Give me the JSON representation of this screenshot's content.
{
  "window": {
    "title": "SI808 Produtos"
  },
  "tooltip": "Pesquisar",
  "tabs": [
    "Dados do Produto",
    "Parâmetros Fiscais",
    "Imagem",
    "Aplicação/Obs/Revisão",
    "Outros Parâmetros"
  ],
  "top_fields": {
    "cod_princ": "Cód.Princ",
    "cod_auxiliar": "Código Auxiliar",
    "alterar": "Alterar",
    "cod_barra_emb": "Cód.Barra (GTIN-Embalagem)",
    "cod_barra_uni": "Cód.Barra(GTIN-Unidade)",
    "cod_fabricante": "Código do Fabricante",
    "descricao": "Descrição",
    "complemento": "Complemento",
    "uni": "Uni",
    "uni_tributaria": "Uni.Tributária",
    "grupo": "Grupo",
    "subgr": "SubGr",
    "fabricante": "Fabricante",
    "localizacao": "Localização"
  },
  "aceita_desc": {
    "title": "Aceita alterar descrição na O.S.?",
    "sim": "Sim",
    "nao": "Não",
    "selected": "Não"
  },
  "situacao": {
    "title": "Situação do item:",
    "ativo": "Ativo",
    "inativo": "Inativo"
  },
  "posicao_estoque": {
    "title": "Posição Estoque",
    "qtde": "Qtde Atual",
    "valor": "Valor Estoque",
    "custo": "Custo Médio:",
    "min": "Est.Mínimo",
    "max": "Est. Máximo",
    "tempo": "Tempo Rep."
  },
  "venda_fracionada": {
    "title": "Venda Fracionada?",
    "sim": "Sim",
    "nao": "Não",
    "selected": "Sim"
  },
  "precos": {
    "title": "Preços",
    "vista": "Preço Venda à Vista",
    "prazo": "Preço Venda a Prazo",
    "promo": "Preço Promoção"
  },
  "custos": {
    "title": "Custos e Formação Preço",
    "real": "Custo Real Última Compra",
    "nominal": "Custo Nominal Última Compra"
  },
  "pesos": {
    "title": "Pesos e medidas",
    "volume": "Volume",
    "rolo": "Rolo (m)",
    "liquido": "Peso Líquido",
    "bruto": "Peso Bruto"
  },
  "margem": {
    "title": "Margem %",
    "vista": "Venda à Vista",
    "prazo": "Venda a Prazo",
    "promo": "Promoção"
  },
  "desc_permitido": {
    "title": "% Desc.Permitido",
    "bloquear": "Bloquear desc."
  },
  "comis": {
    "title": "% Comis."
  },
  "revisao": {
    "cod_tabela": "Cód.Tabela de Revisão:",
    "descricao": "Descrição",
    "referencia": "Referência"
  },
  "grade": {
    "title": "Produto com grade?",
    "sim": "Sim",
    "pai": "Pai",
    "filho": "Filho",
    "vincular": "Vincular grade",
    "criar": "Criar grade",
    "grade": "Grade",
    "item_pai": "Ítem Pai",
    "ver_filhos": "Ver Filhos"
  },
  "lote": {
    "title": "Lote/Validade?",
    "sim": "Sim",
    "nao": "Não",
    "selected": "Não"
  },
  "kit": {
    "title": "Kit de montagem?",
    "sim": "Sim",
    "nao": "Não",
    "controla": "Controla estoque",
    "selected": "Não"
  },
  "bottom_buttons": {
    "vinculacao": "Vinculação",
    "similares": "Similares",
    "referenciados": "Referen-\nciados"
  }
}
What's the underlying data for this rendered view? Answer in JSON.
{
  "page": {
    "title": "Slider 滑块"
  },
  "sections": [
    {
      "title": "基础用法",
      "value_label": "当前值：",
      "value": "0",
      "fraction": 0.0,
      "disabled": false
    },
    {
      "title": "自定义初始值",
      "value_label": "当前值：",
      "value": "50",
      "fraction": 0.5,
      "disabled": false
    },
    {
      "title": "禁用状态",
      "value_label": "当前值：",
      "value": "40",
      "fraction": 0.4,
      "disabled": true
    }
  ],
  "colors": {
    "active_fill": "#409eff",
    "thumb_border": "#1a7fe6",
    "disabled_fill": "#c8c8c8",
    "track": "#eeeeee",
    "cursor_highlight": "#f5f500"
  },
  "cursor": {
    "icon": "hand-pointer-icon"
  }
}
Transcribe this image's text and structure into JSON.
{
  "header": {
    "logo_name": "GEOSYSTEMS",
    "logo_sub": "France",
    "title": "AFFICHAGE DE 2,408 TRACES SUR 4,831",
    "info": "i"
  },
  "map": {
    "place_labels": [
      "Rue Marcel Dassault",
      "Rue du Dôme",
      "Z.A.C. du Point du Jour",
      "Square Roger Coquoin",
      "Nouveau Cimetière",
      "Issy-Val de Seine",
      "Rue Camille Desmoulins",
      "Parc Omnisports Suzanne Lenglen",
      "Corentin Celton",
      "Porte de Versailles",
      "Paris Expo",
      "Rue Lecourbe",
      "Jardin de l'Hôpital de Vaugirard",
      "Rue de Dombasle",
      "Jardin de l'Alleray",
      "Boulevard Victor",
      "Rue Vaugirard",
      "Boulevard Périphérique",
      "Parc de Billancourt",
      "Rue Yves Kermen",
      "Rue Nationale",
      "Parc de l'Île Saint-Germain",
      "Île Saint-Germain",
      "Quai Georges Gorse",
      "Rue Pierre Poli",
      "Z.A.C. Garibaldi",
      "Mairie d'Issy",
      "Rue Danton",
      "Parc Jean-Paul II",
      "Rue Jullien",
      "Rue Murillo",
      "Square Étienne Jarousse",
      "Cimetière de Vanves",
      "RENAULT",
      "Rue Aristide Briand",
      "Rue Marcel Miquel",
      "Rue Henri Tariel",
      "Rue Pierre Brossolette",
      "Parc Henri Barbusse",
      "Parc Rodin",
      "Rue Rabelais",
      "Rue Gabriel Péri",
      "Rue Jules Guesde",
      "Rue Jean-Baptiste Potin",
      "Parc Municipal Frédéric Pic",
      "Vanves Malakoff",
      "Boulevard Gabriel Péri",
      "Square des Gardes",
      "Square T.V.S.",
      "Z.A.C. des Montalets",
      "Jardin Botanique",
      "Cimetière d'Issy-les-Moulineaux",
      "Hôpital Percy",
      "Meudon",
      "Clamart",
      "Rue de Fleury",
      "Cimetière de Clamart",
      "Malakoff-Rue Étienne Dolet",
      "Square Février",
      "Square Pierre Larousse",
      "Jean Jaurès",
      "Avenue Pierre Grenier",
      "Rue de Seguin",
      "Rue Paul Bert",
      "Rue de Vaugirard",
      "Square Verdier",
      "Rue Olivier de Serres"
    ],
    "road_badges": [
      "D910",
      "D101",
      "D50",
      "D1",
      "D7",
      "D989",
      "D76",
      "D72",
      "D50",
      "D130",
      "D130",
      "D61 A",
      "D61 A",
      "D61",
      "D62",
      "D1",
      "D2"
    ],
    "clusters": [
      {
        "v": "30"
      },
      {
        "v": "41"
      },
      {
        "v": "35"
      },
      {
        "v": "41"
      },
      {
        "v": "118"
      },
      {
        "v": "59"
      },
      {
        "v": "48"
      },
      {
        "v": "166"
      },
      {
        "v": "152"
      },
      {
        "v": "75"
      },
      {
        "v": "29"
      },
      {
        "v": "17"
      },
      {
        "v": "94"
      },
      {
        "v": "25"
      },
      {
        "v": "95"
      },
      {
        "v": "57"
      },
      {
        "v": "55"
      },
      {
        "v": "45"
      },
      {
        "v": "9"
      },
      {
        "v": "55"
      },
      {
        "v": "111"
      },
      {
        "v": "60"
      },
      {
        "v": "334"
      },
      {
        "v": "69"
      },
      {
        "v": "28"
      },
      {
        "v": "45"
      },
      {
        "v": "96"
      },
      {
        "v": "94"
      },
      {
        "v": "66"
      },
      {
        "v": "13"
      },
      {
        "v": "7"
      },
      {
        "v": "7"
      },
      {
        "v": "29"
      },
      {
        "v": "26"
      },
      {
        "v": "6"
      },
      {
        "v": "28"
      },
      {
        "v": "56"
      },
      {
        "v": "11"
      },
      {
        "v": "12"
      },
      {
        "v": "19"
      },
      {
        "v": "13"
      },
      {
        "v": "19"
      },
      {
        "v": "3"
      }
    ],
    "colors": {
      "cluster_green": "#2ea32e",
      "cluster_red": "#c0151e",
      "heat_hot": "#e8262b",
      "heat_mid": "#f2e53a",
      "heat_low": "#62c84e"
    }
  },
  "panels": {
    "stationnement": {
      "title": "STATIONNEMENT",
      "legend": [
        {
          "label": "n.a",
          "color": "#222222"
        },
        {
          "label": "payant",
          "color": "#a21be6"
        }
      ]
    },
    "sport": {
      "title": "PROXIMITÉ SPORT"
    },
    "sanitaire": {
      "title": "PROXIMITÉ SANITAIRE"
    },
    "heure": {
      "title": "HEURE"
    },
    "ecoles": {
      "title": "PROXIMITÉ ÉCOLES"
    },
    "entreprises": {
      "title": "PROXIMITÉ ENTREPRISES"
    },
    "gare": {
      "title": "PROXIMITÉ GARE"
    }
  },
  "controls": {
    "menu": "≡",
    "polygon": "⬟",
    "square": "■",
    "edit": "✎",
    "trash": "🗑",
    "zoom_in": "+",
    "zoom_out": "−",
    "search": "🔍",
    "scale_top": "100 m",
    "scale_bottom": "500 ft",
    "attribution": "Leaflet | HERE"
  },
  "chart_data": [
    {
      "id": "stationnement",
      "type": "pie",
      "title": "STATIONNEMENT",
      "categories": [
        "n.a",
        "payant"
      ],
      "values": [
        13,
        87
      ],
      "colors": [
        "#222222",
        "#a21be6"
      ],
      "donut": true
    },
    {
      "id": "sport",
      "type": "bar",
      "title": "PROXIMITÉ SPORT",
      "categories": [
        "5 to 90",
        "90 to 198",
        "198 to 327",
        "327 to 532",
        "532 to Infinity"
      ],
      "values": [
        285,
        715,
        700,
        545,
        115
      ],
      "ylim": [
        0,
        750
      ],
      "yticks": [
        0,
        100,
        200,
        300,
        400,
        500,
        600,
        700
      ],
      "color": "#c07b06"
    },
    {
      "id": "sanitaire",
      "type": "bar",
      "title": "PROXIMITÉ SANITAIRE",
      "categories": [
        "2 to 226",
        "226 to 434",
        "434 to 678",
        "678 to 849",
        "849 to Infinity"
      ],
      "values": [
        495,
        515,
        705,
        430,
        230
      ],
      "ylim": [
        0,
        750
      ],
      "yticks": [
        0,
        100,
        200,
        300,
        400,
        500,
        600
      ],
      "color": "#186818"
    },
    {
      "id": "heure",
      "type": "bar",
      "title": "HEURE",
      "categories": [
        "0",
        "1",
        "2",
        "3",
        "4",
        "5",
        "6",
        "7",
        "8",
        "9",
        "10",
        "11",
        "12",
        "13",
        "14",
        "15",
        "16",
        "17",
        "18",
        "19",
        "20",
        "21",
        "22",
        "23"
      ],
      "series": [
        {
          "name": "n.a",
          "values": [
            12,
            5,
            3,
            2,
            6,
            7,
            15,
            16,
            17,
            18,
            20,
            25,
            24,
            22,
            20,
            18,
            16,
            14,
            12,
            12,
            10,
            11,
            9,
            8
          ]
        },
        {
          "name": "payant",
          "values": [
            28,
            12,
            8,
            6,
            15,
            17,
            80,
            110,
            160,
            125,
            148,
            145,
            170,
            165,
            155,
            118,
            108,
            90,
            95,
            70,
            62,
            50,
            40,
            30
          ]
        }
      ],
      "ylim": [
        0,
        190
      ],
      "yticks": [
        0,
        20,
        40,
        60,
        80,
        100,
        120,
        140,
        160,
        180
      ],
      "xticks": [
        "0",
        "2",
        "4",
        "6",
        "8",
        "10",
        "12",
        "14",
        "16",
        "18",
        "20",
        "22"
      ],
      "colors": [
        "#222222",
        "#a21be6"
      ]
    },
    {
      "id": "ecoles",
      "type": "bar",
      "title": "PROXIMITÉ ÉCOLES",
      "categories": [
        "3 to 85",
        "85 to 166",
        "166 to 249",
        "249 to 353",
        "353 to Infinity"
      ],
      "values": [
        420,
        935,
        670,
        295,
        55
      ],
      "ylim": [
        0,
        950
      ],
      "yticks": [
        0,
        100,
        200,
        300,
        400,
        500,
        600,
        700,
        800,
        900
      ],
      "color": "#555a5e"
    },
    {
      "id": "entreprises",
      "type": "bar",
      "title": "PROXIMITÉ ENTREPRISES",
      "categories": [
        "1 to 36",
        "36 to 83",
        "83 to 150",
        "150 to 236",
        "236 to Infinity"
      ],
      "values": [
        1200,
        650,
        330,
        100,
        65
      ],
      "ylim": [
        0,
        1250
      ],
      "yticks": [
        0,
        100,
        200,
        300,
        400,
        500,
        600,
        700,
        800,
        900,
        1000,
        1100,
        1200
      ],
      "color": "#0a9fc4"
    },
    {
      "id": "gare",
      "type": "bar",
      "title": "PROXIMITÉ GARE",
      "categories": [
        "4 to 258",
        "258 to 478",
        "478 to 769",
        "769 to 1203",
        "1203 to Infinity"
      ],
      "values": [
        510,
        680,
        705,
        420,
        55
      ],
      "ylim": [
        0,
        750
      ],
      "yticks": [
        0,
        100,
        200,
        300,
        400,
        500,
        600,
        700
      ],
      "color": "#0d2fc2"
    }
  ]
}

+===+

Copy every line of the listing where the word "Vista" appears.

    "vista": "Preço Venda à Vista",
    "vista": "Venda à Vista",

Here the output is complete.